_Collection entries_.
-*-

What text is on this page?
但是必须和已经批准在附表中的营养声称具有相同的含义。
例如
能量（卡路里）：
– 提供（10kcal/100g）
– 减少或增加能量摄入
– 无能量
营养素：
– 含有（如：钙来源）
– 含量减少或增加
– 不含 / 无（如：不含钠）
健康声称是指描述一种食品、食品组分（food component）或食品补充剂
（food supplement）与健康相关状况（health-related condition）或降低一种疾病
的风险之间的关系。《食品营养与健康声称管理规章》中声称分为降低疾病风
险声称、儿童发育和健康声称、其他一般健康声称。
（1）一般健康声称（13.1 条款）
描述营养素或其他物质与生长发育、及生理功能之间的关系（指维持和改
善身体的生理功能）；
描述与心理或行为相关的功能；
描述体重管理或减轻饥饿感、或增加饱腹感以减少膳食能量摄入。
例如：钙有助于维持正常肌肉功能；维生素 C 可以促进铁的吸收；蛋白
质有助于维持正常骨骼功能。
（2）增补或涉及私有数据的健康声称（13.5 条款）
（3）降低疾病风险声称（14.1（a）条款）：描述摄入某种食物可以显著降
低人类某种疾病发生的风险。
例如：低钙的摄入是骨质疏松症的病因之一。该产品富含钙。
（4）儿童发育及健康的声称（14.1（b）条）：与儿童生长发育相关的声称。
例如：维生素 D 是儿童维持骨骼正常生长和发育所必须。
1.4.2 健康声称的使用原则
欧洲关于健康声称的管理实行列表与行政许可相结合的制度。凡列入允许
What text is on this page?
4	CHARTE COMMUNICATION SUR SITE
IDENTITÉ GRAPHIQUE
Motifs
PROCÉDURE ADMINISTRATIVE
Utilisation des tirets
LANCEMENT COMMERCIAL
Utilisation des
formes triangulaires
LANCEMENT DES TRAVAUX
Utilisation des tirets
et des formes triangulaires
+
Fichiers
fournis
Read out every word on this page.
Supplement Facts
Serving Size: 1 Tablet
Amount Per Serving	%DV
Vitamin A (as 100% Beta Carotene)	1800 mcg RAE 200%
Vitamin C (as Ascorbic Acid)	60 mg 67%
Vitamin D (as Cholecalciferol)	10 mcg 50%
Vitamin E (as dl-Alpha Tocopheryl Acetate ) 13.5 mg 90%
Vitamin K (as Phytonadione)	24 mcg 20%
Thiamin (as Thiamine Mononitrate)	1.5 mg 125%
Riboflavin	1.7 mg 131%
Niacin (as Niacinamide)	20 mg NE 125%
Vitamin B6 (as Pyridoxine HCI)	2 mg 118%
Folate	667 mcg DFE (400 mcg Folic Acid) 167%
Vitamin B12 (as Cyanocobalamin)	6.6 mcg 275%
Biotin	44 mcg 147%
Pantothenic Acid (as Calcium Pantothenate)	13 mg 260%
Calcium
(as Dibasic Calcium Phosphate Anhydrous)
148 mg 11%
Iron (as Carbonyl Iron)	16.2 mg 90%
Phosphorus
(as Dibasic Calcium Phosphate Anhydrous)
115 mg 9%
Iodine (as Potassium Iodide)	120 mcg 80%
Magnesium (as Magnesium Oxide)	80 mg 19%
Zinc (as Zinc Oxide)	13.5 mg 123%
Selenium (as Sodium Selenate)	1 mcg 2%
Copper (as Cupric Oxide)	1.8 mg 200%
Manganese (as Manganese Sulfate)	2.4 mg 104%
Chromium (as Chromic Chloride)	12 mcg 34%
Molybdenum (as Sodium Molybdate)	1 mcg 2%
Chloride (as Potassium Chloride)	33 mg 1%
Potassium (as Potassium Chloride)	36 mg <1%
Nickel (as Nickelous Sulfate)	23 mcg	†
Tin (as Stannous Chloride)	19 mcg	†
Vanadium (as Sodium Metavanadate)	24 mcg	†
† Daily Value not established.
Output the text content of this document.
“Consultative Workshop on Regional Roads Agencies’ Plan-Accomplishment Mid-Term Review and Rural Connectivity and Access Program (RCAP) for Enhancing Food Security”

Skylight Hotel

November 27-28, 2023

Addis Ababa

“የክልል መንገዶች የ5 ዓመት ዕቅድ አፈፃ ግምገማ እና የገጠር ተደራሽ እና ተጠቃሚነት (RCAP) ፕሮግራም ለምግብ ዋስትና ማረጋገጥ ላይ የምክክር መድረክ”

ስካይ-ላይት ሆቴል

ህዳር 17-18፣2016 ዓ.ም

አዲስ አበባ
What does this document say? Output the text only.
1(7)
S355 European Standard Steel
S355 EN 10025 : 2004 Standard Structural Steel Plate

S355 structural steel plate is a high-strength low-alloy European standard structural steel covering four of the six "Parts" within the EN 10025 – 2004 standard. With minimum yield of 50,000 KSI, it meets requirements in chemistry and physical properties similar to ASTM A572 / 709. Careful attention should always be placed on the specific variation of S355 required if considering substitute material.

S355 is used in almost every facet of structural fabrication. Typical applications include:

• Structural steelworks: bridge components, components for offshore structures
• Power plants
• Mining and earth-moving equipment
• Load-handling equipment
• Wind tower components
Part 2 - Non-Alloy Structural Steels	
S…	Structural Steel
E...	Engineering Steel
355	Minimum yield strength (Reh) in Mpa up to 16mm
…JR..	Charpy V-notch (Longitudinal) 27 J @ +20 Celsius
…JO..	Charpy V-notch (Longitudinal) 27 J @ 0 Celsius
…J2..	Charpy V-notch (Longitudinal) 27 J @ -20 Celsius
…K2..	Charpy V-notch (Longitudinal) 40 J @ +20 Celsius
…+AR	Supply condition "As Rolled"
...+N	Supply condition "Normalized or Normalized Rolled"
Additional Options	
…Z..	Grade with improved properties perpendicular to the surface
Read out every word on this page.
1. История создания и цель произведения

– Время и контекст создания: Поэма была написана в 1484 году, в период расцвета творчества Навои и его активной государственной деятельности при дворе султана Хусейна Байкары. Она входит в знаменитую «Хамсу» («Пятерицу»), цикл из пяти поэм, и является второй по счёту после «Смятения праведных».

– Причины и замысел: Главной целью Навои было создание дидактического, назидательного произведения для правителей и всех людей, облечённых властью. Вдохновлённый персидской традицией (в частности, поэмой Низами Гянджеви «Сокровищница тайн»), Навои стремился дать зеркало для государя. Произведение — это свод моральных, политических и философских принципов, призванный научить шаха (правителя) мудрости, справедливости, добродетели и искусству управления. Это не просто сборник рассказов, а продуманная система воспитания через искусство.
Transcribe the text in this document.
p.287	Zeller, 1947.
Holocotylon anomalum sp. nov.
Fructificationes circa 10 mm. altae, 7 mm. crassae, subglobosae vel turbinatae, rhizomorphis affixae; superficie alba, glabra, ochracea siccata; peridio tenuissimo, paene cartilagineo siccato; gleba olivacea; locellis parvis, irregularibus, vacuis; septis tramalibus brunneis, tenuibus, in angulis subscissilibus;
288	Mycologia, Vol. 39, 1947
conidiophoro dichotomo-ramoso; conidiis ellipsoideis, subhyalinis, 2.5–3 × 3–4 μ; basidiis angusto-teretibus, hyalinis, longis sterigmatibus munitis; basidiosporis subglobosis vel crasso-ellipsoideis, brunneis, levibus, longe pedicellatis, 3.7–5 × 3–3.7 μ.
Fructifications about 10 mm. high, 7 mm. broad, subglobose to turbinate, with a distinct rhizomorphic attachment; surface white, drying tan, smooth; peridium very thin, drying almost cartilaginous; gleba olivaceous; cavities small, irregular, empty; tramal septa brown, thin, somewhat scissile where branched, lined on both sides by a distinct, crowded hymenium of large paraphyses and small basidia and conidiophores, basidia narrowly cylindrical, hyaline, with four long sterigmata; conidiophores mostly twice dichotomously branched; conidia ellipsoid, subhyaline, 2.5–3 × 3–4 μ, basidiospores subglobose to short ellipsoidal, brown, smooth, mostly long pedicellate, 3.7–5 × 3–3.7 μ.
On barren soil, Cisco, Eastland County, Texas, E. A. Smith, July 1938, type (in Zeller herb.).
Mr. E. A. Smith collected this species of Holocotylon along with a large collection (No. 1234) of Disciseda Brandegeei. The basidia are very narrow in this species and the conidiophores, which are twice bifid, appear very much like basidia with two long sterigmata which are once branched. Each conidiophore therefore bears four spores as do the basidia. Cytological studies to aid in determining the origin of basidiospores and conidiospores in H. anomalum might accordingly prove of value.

-*-

_PROMPT_.
Pull every line containing "document" from the material above.

_SOLUTION TO THIS EXERCISE_.
Output the text content of this document.
What does this document say? Output the text only.
Transcribe the text in this document.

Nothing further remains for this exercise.